Copy out, without any alteration, the lines of the records from the very first line through the line that contains "17, 239, 47]", with both of those lines included.

** START DATA SHOWN **

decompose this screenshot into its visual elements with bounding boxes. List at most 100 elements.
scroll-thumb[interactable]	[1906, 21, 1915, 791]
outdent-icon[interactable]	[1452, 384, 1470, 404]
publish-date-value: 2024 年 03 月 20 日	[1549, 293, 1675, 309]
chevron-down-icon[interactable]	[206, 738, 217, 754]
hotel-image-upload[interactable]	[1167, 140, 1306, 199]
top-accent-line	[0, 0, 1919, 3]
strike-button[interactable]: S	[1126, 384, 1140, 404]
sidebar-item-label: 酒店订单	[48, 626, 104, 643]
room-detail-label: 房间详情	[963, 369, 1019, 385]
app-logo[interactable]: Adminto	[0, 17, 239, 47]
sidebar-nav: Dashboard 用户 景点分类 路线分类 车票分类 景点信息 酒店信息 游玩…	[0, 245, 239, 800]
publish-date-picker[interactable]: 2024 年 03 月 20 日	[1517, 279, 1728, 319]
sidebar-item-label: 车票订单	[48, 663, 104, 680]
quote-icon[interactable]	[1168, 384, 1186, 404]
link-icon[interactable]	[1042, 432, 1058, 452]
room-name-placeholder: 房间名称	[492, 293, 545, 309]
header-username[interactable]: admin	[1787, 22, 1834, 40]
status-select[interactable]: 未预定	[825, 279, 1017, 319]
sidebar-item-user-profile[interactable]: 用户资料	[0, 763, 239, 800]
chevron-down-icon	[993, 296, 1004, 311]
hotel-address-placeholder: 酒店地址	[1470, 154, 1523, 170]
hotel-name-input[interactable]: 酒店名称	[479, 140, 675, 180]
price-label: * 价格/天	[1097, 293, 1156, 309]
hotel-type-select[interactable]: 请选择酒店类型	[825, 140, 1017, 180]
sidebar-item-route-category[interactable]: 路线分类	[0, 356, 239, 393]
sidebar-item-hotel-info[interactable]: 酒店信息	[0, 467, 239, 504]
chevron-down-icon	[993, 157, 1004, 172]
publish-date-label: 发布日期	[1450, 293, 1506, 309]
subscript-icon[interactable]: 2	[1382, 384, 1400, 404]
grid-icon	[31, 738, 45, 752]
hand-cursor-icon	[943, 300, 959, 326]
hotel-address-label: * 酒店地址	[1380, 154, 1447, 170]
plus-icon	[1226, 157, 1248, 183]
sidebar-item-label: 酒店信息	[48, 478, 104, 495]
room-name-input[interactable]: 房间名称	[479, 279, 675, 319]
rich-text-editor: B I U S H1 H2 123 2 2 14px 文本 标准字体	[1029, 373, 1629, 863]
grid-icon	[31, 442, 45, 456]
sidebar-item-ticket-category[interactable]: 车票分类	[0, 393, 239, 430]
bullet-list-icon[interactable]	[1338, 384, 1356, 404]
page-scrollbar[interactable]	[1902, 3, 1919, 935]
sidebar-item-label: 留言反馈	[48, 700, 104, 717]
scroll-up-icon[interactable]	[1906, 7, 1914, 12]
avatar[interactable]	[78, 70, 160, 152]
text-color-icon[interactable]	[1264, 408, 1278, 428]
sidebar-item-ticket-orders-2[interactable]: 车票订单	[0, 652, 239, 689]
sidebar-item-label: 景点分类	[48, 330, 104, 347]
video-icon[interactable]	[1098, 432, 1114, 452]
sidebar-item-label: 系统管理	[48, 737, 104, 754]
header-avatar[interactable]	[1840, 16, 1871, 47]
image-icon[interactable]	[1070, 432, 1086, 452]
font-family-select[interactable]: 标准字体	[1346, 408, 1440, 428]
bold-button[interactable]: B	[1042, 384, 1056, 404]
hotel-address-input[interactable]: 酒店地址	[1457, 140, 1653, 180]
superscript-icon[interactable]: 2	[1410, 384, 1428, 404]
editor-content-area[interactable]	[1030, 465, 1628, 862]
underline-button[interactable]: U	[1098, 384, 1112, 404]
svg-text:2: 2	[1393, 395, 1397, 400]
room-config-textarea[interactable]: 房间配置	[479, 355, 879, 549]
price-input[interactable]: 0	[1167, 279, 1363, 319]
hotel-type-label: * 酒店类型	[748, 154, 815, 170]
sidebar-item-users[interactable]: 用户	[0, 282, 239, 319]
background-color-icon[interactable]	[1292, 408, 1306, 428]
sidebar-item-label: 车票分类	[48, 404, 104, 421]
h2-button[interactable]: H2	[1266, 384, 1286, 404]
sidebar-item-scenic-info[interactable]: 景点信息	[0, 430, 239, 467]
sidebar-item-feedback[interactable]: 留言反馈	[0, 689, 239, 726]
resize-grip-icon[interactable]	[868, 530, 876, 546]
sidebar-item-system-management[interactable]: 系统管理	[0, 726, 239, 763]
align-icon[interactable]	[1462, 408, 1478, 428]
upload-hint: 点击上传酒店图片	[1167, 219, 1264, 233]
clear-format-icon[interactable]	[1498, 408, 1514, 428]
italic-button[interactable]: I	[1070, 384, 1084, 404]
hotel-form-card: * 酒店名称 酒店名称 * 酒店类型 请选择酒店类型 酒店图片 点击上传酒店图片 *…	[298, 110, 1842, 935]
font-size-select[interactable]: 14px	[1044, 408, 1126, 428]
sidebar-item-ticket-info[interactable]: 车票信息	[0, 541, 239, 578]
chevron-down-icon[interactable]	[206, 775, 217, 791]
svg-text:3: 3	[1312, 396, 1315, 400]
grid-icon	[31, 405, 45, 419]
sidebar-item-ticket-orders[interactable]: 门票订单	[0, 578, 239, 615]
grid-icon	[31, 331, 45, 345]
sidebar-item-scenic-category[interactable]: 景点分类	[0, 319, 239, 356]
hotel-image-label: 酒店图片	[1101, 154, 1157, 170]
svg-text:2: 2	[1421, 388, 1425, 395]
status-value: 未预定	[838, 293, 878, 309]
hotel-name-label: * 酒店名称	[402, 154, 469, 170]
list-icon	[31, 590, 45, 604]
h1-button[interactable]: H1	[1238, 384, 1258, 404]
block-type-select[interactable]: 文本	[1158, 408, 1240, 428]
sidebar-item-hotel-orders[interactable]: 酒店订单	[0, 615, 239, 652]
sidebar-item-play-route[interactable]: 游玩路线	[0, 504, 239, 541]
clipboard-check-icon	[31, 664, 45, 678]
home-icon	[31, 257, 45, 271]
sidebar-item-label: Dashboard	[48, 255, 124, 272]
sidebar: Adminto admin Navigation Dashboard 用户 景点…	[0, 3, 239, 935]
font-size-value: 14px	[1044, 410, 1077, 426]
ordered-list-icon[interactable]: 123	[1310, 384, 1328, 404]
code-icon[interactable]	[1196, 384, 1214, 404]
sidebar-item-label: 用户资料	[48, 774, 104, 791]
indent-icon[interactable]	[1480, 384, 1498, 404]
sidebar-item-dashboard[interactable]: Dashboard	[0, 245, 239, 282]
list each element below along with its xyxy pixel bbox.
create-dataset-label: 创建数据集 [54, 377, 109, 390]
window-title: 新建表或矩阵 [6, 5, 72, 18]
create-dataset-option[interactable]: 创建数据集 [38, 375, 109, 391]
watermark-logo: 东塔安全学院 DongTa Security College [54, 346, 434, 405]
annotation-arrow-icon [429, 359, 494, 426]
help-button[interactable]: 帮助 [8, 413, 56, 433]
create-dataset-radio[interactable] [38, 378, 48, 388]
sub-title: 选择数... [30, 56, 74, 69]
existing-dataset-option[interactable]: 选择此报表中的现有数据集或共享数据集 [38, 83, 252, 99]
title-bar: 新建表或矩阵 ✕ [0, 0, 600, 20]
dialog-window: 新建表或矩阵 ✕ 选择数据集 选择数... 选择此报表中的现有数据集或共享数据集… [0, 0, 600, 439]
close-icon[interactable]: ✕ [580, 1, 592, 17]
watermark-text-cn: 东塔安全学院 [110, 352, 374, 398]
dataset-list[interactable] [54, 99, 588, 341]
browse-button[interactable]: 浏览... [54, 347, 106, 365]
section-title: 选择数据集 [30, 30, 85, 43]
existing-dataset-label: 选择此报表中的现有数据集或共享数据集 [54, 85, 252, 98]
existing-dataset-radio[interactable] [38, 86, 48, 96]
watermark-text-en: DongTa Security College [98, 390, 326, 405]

** END DATA SHOWN **

OUTPUT BELOW:
decompose this screenshot into its visual elements with bounding boxes. List at most 100 elements.
scroll-thumb[interactable]	[1906, 21, 1915, 791]
outdent-icon[interactable]	[1452, 384, 1470, 404]
publish-date-value: 2024 年 03 月 20 日	[1549, 293, 1675, 309]
chevron-down-icon[interactable]	[206, 738, 217, 754]
hotel-image-upload[interactable]	[1167, 140, 1306, 199]
top-accent-line	[0, 0, 1919, 3]
strike-button[interactable]: S	[1126, 384, 1140, 404]
sidebar-item-label: 酒店订单	[48, 626, 104, 643]
room-detail-label: 房间详情	[963, 369, 1019, 385]
app-logo[interactable]: Adminto	[0, 17, 239, 47]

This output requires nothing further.